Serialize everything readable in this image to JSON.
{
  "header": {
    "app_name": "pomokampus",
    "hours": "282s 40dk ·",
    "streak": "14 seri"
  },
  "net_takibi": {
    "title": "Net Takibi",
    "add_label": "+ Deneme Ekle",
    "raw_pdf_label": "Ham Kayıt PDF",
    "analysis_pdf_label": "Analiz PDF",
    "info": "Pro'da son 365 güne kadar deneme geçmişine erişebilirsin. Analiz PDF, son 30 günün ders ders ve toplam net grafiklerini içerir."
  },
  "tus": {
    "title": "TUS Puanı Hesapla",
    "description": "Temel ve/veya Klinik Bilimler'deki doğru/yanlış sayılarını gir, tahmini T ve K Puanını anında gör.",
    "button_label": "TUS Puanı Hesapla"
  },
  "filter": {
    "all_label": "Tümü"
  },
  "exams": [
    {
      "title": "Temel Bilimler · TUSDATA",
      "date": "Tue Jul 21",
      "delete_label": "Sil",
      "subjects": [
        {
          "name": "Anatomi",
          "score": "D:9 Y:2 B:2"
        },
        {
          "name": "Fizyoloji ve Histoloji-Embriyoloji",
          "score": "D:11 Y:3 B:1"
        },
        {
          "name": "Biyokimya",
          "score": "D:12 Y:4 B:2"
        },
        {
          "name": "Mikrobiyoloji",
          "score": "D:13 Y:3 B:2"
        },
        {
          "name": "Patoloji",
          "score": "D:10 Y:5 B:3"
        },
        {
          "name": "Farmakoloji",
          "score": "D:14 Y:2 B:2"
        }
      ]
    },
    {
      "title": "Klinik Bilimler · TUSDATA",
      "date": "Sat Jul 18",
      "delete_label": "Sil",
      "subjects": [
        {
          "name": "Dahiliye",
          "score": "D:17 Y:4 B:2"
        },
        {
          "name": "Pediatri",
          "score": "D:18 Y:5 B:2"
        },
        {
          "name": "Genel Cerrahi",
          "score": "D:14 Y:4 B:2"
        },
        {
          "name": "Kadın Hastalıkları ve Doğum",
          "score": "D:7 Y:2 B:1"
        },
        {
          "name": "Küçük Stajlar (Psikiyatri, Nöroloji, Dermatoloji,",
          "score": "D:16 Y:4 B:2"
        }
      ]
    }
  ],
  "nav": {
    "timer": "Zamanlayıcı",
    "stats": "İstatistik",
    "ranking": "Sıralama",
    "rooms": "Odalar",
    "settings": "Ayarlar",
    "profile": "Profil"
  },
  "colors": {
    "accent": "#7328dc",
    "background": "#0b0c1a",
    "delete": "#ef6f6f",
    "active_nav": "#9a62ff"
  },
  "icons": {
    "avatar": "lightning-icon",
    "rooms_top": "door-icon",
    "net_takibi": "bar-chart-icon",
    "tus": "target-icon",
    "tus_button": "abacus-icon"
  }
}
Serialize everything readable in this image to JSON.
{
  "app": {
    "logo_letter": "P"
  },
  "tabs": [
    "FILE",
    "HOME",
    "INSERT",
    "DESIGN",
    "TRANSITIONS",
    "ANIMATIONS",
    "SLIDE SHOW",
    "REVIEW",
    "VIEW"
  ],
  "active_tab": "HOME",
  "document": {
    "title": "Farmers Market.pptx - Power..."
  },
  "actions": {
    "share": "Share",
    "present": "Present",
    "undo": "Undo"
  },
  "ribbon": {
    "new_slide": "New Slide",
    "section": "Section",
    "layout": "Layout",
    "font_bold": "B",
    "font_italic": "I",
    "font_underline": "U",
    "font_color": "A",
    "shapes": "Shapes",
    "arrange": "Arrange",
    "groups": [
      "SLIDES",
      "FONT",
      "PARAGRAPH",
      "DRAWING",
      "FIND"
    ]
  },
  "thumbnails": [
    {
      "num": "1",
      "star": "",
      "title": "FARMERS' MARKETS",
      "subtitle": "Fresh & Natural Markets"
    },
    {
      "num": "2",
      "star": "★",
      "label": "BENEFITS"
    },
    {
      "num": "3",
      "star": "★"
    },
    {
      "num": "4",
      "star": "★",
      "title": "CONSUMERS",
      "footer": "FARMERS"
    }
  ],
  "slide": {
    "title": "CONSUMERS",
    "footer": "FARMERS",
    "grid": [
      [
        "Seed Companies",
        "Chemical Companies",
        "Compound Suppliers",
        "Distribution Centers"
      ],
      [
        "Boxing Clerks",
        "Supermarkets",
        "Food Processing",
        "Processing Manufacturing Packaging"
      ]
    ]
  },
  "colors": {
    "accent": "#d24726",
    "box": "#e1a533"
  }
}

○ ○ ○ ○ ○

> _Exercise_: What is the number of lines in the records that contain the string "score"? Give only that number.

> _Problem solution_: 11